◆ **文章**:

僕は、彼女に会うまでは遊びを知らないと呼ばれる程、真面目に家業をしてきたつもりだ。
けれど、はたを織る様の、美しい彼女が僕を、癒してくれた。
壊れかかった、人としての心が癒えていくような気がした。
生きる意味を、知った気がした。
――彼女との仲を、引き裂かれるまでは。
嗚呼、天の川の岸に、彼女の愛おしい姿が見える。
×××今も羽ばたくアルタイルの記録
私は、はたを織る事以外に物を知りませんでした。
父上の言いつけ通りの毎日を、星空の中で過ごし、これからもずっとそうなのだと思っていました。
星の土に塗れながら、牛を追う彼の姿を見ていく内、私は胸の高鳴りを知りました。
やがて縁は結ばれ、晴れて互いの愛の時間を得られたのです。
――少々、他の人には長すぎる時間だったみたいですが。
今夜は、カワサギが橋になってくれると良いのですがね。
×××今なお鳴り続けるベガの記録
さて、今夜は七夕――――しちせき、とも呼ぶ行事ですね。
七夕は元は中国の乞巧奠(牽牛(けんぎゅう)・織女(しょくじょ)の二星が天の川を渡って一年に一度の逢瀬(おうせ)を楽しむ、という伝説。男女の名前こそ星とは繋げられていないが、ほぼこんにちに至るまでに伝わる話と同じ)
をジャパナイズド、日本流の文化として吸収した物です。
こんにちは、ろーぐです。
今回は七夕の歴史と雑学について、ご紹介していきたいと思います。
日本における七夕の歴史は古く長く、持統天皇(在位686~697)の在位していた期間には、既に文化行事として取り入れられており、その頃は飛鳥時代の中でも、大宝律令が作られる時期より前にあたります。
また、奈良時代から貴族の祭事として行われている、という説もありますが、それはさておき、1000年以上前から現代まで伝わっている、というのはなんだか、時空と歴史のロマンを感じませんか?
そして、元ははた織りや裁縫が、天帝(古代中国における神。ギリシアのゼウスや北欧のオーディンのような立ち位置)の娘である織女(日本では元から居た女神と同一視された)にあやかって上達するように、その力を授けてもらおうというイベントだったのです。
抗菌作用のある笹(主にジエチルエーテル抽出物や酢酸エチル抽出物が含まれていて、これはブドウ球菌や大腸菌に対して効果があり、食中毒を防ぐのに役立つ)は、古くから人々の生活に欠かせない物の一つだったようで、特に食べ物などが腐りやすい夏(昔の暦でも7月は暑かったみたいです)は、防腐剤代わりとして使用されていて、現に今でも、笹の葉で包んだ料理が存在します。
5月の話にはなりますが、粽を食べるのは、無病息災を願う行事として今に残っているのですが、これも中国の逸話から来ています。

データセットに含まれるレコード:
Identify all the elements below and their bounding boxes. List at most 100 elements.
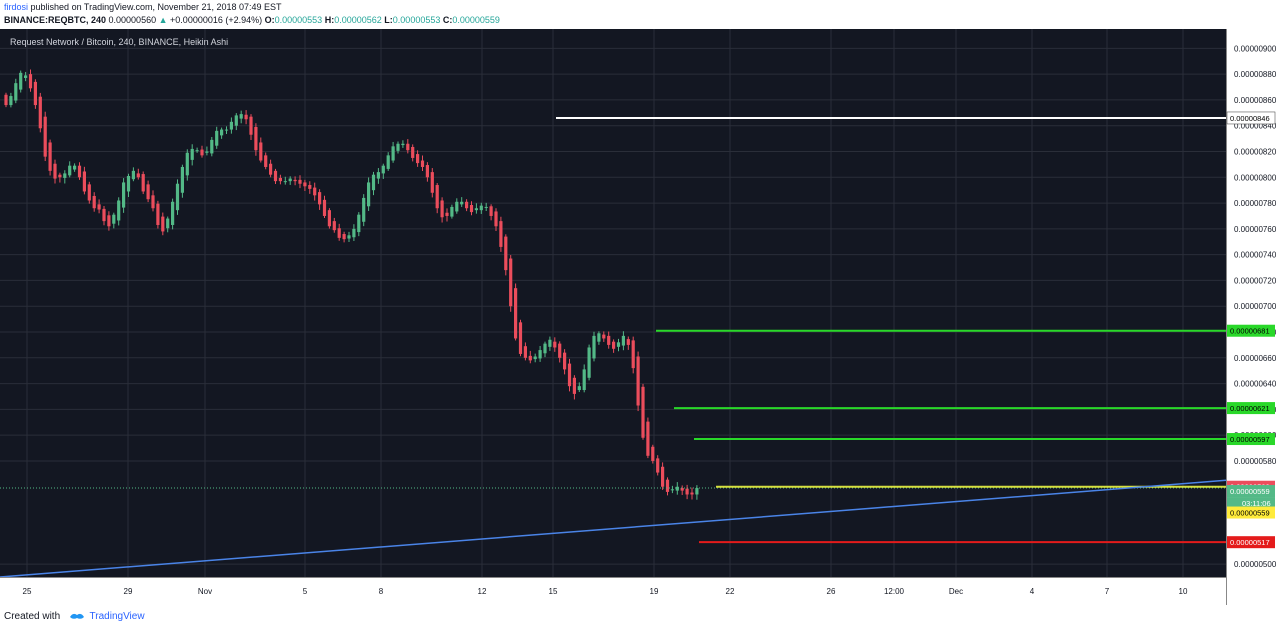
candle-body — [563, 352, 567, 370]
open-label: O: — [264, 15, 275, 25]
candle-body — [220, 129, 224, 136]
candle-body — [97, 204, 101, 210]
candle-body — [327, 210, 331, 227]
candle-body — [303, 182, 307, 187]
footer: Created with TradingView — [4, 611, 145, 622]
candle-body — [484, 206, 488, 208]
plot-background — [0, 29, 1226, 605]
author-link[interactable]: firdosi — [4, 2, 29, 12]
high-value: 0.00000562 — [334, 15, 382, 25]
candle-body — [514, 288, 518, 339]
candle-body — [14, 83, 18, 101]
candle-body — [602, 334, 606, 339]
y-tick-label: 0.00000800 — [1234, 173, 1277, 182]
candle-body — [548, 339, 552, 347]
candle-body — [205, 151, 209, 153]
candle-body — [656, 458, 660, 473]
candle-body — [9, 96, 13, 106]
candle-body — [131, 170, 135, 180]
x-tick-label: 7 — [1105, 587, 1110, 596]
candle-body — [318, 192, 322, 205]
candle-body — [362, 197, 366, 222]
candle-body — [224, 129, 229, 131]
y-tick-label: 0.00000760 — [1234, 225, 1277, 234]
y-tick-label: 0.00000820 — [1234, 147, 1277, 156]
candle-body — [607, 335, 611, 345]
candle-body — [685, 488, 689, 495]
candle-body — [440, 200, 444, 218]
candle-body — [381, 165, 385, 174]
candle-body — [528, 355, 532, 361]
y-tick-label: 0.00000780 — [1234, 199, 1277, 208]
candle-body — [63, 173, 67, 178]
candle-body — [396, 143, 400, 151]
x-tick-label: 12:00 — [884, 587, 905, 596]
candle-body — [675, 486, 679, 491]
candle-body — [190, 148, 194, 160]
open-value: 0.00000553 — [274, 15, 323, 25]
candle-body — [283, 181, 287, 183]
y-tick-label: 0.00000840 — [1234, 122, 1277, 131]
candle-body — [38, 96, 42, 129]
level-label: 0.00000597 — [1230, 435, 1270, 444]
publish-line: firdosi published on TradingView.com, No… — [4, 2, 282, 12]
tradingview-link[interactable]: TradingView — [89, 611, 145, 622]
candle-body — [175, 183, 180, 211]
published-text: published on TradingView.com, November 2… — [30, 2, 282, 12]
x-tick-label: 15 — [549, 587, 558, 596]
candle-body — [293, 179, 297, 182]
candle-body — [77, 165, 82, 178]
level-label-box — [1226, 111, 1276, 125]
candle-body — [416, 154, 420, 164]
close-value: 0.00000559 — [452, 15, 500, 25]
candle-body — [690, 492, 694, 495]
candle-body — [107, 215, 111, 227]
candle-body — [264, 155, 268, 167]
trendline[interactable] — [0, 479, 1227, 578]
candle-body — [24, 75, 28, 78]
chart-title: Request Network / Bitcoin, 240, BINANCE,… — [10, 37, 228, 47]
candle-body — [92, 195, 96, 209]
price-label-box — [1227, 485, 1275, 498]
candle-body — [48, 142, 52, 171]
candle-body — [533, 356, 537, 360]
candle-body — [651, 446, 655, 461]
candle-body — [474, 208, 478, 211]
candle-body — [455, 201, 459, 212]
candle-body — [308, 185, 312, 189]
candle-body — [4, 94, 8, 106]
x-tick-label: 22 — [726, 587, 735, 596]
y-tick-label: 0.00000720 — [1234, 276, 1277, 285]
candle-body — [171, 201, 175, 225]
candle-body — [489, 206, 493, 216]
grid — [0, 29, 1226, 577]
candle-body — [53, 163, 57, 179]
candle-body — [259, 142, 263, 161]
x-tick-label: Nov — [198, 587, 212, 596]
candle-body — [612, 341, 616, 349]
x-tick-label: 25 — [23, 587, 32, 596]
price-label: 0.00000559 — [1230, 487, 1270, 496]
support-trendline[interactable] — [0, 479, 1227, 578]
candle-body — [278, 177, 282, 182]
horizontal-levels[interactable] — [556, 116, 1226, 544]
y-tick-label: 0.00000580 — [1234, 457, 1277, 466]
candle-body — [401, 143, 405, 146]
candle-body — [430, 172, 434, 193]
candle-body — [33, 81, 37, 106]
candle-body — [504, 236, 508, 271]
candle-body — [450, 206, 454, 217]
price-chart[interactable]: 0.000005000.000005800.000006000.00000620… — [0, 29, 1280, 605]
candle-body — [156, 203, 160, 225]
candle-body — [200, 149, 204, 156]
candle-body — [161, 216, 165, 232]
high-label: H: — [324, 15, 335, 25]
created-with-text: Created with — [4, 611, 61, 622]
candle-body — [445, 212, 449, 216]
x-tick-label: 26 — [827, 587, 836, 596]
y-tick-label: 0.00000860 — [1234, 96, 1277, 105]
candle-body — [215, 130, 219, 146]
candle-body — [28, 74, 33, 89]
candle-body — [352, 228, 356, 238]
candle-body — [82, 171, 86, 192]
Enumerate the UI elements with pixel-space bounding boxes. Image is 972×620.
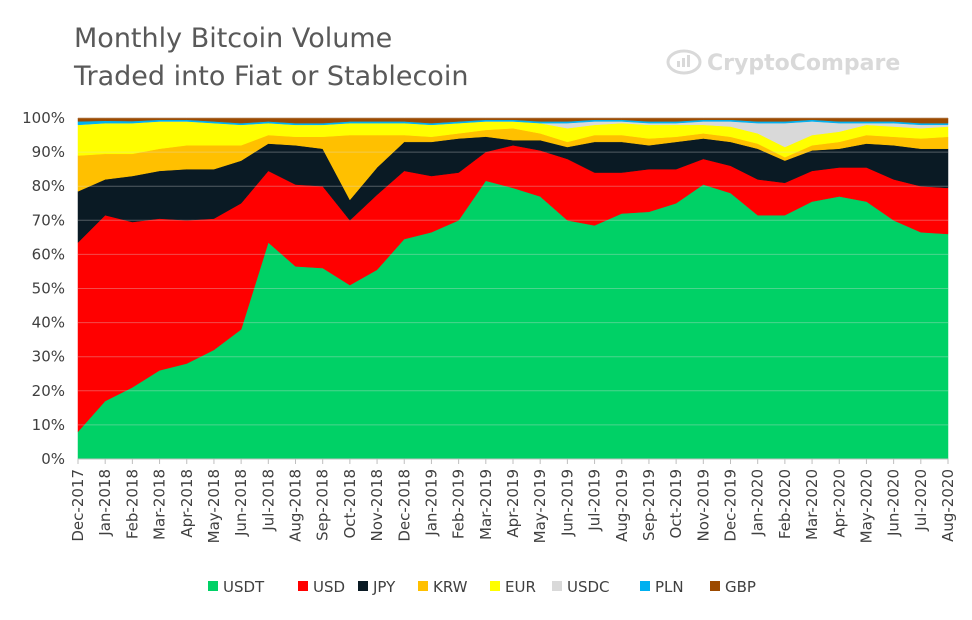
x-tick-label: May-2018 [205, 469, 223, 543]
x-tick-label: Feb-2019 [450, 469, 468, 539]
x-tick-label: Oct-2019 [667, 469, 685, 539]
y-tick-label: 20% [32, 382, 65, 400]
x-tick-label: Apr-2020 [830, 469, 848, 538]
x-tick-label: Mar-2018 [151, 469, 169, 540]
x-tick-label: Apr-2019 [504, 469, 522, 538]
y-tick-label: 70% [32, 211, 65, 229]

◆ **課題一覧**:
[A] 七夕の文章のうち、「やがて縁は結ばれ、晴れて互いの愛の時間を得られたのです。」を含む語句で始まり「れる時期より前にあたります。」で終わる部分を、「七夕」を「星祭り」に置き換えて書き直してください。
[B] 七夕の文章によると、笹が特に夏に防腐剤代わりとして使われていたのはなぜですか。一文から三文で説明してください。
[C] 七夕の文章を、最後の文の続きから書き進めてください。
これらのレコードは、七夕の文章とは関係がありません。

◆ **順番どおりの結果**:
[A]
やがて縁は結ばれ、晴れて互いの愛の時間を得られたのです。
――少々、他の人には長すぎる時間だったみたいですが。
今夜は、カワサギが橋になってくれると良いのですがね。
×××今なお鳴り続けるベガの記録
さて、今夜は星祭り――――しちせき、とも呼ぶ行事ですね。
星祭りは元は中国の乞巧奠(牽牛(けんぎゅう)・織女(しょくじょ)の二星が天の川を渡って一年に一度の逢瀬(おうせ)を楽しむ、という伝説。男女の名前こそ星とは繋げられていないが、ほぼこんにちに至るまでに伝わる話と同じ)
をジャパナイズド、日本流の文化として吸収した物です。
こんにちは、ろーぐです。
今回は星祭りの歴史と雑学について、ご紹介していきたいと思います。
日本における星祭りの歴史は古く長く、持統天皇(在位686~697)の在位していた期間には、既に文化行事として取り入れられており、その頃は飛鳥時代の中でも、大宝律令が作られる時期より前にあたります。

[B] 笹には抗菌作用があり、食中毒を防ぐのに役立つからです。夏は食べ物などが腐りやすい季節だったため、防腐剤代わりとして使われていました。

[C]
さて、笹の葉に短冊を、まるでクリスマスツリーのように飾り付ける習慣がありますが、これは精霊が宿る依代の意味合いがあり、五色の短冊は中国の五行説に基づく五色に由来しています。
また五行説とは、時折風水占いでも聞く方がいらっしゃると思いますが、古代中国における世界観の考え方で、元素属性に似た物です。
ざっくり言えば、水、火、金、木、土の五つから自然の全ては生まれているという考え方となります。(東南西北や性格属性(陰陽等)の概念、時計回りに並べた時、互いに向かい合ったものがじゃんけんのように相対する相克の思想、また隣同士は助長しあう存在とする相生の関係なども追加されていった)
それらの属性には、五常(悟ではないし闇も祓わない)――つまり、人の守るべき五つの道徳、教えが含まれています。
心技体に似た、、教え、哲学。儒教を調べて居れば、よく聞くものでもありますね。
仁(仁義。人を思いやり、優しくあること)義(義理や筋。私利私欲に呑まれず、人として正しい生き方をすること)・礼(礼儀。社会での上下関係を円滑にするための礼儀作法)・智(智慧 智徳。学問に励み、知識を得て正しい判断をする力)・信(確信約束を守り、常に誠実であること)
が含まれています。
短冊はそれぞれ、青か緑は木、赤は火、黄は土、白は金、黒や紫は水を表していて、これらを上の願いを天に届ける、という事が残って五常説と照らし合わせて考えられ、今の文化として残っているのです。
短冊で対応した物を挙げると……
仁 青、緑。 人の為に自分を磨くような優しい願い事に相応しい。
義 白。 約束や規則を守れるように、と願うのが相応しい。
礼 赤。 上司や親といった目上の人の感謝が届くように願うのが相応しい。
智 黒、紫。 学業関連での成功を願うのが相応しい。
信 黄。 人間関係の願いに相応しい。
ところで仏教の法会の一つ、施餓鬼にも色の付いた札で、偉大な精霊や仏の、五行の力を借りて人の幸せを祈るという文化もあり、古来から五行には不思議な力があると信仰されているみたいです。
私はここにも人同士の、幸せを願う素敵な、脈々と受け継がれつがれる社会の絆が、こうして信仰を呼び、現代に文化とさせているようにも感じました。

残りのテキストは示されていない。